DATA IN THIS EXERCISE>

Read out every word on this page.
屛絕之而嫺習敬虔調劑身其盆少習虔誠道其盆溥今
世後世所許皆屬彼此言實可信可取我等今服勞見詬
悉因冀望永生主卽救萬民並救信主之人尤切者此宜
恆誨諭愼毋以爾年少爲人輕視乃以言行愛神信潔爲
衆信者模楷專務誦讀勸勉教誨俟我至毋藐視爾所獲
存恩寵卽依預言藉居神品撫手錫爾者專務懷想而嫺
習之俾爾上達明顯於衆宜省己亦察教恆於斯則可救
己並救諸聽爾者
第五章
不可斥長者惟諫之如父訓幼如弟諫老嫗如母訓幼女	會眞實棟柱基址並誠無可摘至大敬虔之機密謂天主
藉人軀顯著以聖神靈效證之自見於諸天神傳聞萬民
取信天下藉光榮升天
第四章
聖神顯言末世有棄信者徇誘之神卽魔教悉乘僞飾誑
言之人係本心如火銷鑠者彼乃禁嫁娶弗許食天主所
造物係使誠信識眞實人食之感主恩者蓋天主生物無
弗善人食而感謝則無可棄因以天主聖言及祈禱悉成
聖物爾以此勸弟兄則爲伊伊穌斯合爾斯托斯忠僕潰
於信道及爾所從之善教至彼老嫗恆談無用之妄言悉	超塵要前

SHORT PROBLEM> Output every record above exactly as it appears.

FINAL ANSWER>
Read out every word on this page.
屛絕之而嫺習敬虔調劑身其盆少習虔誠道其盆溥今
世後世所許皆屬彼此言實可信可取我等今服勞見詬
悉因冀望永生主卽救萬民並救信主之人尤切者此宜
恆誨諭愼毋以爾年少爲人輕視乃以言行愛神信潔爲
衆信者模楷專務誦讀勸勉教誨俟我至毋藐視爾所獲
存恩寵卽依預言藉居神品撫手錫爾者專務懷想而嫺
習之俾爾上達明顯於衆宜省己亦察教恆於斯則可救
己並救諸聽爾者
第五章
不可斥長者惟諫之如父訓幼如弟諫老嫗如母訓幼女	會眞實棟柱基址並誠無可摘至大敬虔之機密謂天主
藉人軀顯著以聖神靈效證之自見於諸天神傳聞萬民
取信天下藉光榮升天
第四章
聖神顯言末世有棄信者徇誘之神卽魔教悉乘僞飾誑
言之人係本心如火銷鑠者彼乃禁嫁娶弗許食天主所
造物係使誠信識眞實人食之感主恩者蓋天主生物無
弗善人食而感謝則無可棄因以天主聖言及祈禱悉成
聖物爾以此勸弟兄則爲伊伊穌斯合爾斯托斯忠僕潰
於信道及爾所從之善教至彼老嫗恆談無用之妄言悉	超塵要前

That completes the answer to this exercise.